▶ [Aim] All records are to be retyped faithfully and completely.
-- Begin Task data --
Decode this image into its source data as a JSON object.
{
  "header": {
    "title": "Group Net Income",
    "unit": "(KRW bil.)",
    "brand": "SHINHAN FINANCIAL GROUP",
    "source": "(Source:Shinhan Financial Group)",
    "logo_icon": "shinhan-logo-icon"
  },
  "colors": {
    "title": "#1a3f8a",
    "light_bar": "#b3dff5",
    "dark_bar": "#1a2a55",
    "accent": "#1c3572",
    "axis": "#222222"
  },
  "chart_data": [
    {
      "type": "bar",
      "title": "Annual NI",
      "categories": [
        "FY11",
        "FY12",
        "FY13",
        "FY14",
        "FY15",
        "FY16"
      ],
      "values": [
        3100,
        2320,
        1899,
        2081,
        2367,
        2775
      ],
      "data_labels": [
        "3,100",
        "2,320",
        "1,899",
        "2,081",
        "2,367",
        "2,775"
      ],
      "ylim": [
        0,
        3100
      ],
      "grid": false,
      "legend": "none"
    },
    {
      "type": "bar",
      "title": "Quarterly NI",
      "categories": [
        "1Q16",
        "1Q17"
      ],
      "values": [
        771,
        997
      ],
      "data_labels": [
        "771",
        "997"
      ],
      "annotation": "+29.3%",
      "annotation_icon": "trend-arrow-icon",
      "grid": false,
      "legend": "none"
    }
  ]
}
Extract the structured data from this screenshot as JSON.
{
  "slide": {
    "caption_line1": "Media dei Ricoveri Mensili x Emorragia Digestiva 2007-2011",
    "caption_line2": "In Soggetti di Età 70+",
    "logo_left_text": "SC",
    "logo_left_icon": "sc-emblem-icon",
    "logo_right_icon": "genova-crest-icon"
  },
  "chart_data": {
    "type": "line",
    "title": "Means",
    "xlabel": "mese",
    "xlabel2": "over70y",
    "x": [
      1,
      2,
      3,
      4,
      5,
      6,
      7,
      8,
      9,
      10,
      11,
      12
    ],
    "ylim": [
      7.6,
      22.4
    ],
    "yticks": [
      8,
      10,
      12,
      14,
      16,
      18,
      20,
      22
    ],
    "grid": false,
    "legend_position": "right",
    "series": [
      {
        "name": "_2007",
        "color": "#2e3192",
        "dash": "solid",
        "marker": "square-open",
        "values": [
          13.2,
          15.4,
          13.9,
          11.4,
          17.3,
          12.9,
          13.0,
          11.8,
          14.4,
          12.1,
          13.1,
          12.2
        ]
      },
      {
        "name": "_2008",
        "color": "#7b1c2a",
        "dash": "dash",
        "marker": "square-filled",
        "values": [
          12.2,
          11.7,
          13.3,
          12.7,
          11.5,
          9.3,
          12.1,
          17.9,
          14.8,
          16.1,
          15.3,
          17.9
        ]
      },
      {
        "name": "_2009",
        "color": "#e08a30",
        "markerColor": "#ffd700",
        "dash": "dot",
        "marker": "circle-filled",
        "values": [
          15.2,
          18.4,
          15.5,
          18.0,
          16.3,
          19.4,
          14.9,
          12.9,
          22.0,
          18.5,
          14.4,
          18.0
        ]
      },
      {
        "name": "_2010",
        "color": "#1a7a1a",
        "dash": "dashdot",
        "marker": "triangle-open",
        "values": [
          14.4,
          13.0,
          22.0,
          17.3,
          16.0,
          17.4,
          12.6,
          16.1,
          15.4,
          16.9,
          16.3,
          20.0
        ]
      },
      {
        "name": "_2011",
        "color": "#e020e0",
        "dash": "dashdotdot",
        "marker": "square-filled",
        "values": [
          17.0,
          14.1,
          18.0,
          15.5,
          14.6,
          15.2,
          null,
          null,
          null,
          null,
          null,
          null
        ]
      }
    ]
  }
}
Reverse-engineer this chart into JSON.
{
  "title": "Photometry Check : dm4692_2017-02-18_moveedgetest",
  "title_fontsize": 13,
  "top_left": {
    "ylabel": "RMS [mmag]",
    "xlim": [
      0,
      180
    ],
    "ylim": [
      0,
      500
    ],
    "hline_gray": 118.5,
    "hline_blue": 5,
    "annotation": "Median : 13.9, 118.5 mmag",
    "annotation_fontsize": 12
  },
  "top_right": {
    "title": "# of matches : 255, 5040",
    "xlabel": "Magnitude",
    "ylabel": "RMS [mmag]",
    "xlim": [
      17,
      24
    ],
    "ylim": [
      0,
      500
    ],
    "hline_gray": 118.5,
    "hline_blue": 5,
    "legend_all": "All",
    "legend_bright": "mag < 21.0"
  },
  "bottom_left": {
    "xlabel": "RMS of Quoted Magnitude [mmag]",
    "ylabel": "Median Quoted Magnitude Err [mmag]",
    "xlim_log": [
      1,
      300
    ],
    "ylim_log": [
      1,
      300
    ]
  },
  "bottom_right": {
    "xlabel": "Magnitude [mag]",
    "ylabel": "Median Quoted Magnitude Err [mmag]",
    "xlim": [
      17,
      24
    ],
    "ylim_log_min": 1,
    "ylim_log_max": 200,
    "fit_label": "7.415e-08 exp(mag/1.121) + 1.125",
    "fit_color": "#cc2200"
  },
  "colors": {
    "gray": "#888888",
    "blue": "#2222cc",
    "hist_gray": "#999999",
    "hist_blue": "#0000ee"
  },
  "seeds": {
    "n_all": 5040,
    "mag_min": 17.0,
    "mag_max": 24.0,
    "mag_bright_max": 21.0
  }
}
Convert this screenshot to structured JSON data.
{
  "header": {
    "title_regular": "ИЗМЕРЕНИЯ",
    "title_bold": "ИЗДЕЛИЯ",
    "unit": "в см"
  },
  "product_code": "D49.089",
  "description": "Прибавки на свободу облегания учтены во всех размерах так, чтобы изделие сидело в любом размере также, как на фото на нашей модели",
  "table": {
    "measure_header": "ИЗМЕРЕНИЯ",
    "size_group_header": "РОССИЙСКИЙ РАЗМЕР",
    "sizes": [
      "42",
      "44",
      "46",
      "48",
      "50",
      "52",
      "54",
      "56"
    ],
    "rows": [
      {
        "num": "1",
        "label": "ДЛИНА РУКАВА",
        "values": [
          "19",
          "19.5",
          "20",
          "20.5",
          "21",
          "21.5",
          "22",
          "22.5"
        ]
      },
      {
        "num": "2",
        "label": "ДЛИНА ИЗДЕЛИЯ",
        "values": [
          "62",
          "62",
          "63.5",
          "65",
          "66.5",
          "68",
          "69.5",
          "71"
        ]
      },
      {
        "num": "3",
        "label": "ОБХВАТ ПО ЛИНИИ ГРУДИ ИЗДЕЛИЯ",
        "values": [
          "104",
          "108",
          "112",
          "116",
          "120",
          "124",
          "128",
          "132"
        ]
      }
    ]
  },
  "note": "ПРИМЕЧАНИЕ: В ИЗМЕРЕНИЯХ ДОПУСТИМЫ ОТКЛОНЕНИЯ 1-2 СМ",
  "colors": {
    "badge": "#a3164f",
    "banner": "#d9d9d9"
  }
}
-- End Task data --
▶ [Response to this exercise]
Decode this image into its source data as a JSON object.
{
  "header": {
    "title": "Group Net Income",
    "unit": "(KRW bil.)",
    "brand": "SHINHAN FINANCIAL GROUP",
    "source": "(Source:Shinhan Financial Group)",
    "logo_icon": "shinhan-logo-icon"
  },
  "colors": {
    "title": "#1a3f8a",
    "light_bar": "#b3dff5",
    "dark_bar": "#1a2a55",
    "accent": "#1c3572",
    "axis": "#222222"
  },
  "chart_data": [
    {
      "type": "bar",
      "title": "Annual NI",
      "categories": [
        "FY11",
        "FY12",
        "FY13",
        "FY14",
        "FY15",
        "FY16"
      ],
      "values": [
        3100,
        2320,
        1899,
        2081,
        2367,
        2775
      ],
      "data_labels": [
        "3,100",
        "2,320",
        "1,899",
        "2,081",
        "2,367",
        "2,775"
      ],
      "ylim": [
        0,
        3100
      ],
      "grid": false,
      "legend": "none"
    },
    {
      "type": "bar",
      "title": "Quarterly NI",
      "categories": [
        "1Q16",
        "1Q17"
      ],
      "values": [
        771,
        997
      ],
      "data_labels": [
        "771",
        "997"
      ],
      "annotation": "+29.3%",
      "annotation_icon": "trend-arrow-icon",
      "grid": false,
      "legend": "none"
    }
  ]
}
Extract the structured data from this screenshot as JSON.
{
  "slide": {
    "caption_line1": "Media dei Ricoveri Mensili x Emorragia Digestiva 2007-2011",
    "caption_line2": "In Soggetti di Età 70+",
    "logo_left_text": "SC",
    "logo_left_icon": "sc-emblem-icon",
    "logo_right_icon": "genova-crest-icon"
  },
  "chart_data": {
    "type": "line",
    "title": "Means",
    "xlabel": "mese",
    "xlabel2": "over70y",
    "x": [
      1,
      2,
      3,
      4,
      5,
      6,
      7,
      8,
      9,
      10,
      11,
      12
    ],
    "ylim": [
      7.6,
      22.4
    ],
    "yticks": [
      8,
      10,
      12,
      14,
      16,
      18,
      20,
      22
    ],
    "grid": false,
    "legend_position": "right",
    "series": [
      {
        "name": "_2007",
        "color": "#2e3192",
        "dash": "solid",
        "marker": "square-open",
        "values": [
          13.2,
          15.4,
          13.9,
          11.4,
          17.3,
          12.9,
          13.0,
          11.8,
          14.4,
          12.1,
          13.1,
          12.2
        ]
      },
      {
        "name": "_2008",
        "color": "#7b1c2a",
        "dash": "dash",
        "marker": "square-filled",
        "values": [
          12.2,
          11.7,
          13.3,
          12.7,
          11.5,
          9.3,
          12.1,
          17.9,
          14.8,
          16.1,
          15.3,
          17.9
        ]
      },
      {
        "name": "_2009",
        "color": "#e08a30",
        "markerColor": "#ffd700",
        "dash": "dot",
        "marker": "circle-filled",
        "values": [
          15.2,
          18.4,
          15.5,
          18.0,
          16.3,
          19.4,
          14.9,
          12.9,
          22.0,
          18.5,
          14.4,
          18.0
        ]
      },
      {
        "name": "_2010",
        "color": "#1a7a1a",
        "dash": "dashdot",
        "marker": "triangle-open",
        "values": [
          14.4,
          13.0,
          22.0,
          17.3,
          16.0,
          17.4,
          12.6,
          16.1,
          15.4,
          16.9,
          16.3,
          20.0
        ]
      },
      {
        "name": "_2011",
        "color": "#e020e0",
        "dash": "dashdotdot",
        "marker": "square-filled",
        "values": [
          17.0,
          14.1,
          18.0,
          15.5,
          14.6,
          15.2,
          null,
          null,
          null,
          null,
          null,
          null
        ]
      }
    ]
  }
}
Reverse-engineer this chart into JSON.
{
  "title": "Photometry Check : dm4692_2017-02-18_moveedgetest",
  "title_fontsize": 13,
  "top_left": {
    "ylabel": "RMS [mmag]",
    "xlim": [
      0,
      180
    ],
    "ylim": [
      0,
      500
    ],
    "hline_gray": 118.5,
    "hline_blue": 5,
    "annotation": "Median : 13.9, 118.5 mmag",
    "annotation_fontsize": 12
  },
  "top_right": {
    "title": "# of matches : 255, 5040",
    "xlabel": "Magnitude",
    "ylabel": "RMS [mmag]",
    "xlim": [
      17,
      24
    ],
    "ylim": [
      0,
      500
    ],
    "hline_gray": 118.5,
    "hline_blue": 5,
    "legend_all": "All",
    "legend_bright": "mag < 21.0"
  },
  "bottom_left": {
    "xlabel": "RMS of Quoted Magnitude [mmag]",
    "ylabel": "Median Quoted Magnitude Err [mmag]",
    "xlim_log": [
      1,
      300
    ],
    "ylim_log": [
      1,
      300
    ]
  },
  "bottom_right": {
    "xlabel": "Magnitude [mag]",
    "ylabel": "Median Quoted Magnitude Err [mmag]",
    "xlim": [
      17,
      24
    ],
    "ylim_log_min": 1,
    "ylim_log_max": 200,
    "fit_label": "7.415e-08 exp(mag/1.121) + 1.125",
    "fit_color": "#cc2200"
  },
  "colors": {
    "gray": "#888888",
    "blue": "#2222cc",
    "hist_gray": "#999999",
    "hist_blue": "#0000ee"
  },
  "seeds": {
    "n_all": 5040,
    "mag_min": 17.0,
    "mag_max": 24.0,
    "mag_bright_max": 21.0
  }
}
Convert this screenshot to structured JSON data.
{
  "header": {
    "title_regular": "ИЗМЕРЕНИЯ",
    "title_bold": "ИЗДЕЛИЯ",
    "unit": "в см"
  },
  "product_code": "D49.089",
  "description": "Прибавки на свободу облегания учтены во всех размерах так, чтобы изделие сидело в любом размере также, как на фото на нашей модели",
  "table": {
    "measure_header": "ИЗМЕРЕНИЯ",
    "size_group_header": "РОССИЙСКИЙ РАЗМЕР",
    "sizes": [
      "42",
      "44",
      "46",
      "48",
      "50",
      "52",
      "54",
      "56"
    ],
    "rows": [
      {
        "num": "1",
        "label": "ДЛИНА РУКАВА",
        "values": [
          "19",
          "19.5",
          "20",
          "20.5",
          "21",
          "21.5",
          "22",
          "22.5"
        ]
      },
      {
        "num": "2",
        "label": "ДЛИНА ИЗДЕЛИЯ",
        "values": [
          "62",
          "62",
          "63.5",
          "65",
          "66.5",
          "68",
          "69.5",
          "71"
        ]
      },
      {
        "num": "3",
        "label": "ОБХВАТ ПО ЛИНИИ ГРУДИ ИЗДЕЛИЯ",
        "values": [
          "104",
          "108",
          "112",
          "116",
          "120",
          "124",
          "128",
          "132"
        ]
      }
    ]
  },
  "note": "ПРИМЕЧАНИЕ: В ИЗМЕРЕНИЯХ ДОПУСТИМЫ ОТКЛОНЕНИЯ 1-2 СМ",
  "colors": {
    "badge": "#a3164f",
    "banner": "#d9d9d9"
  }
}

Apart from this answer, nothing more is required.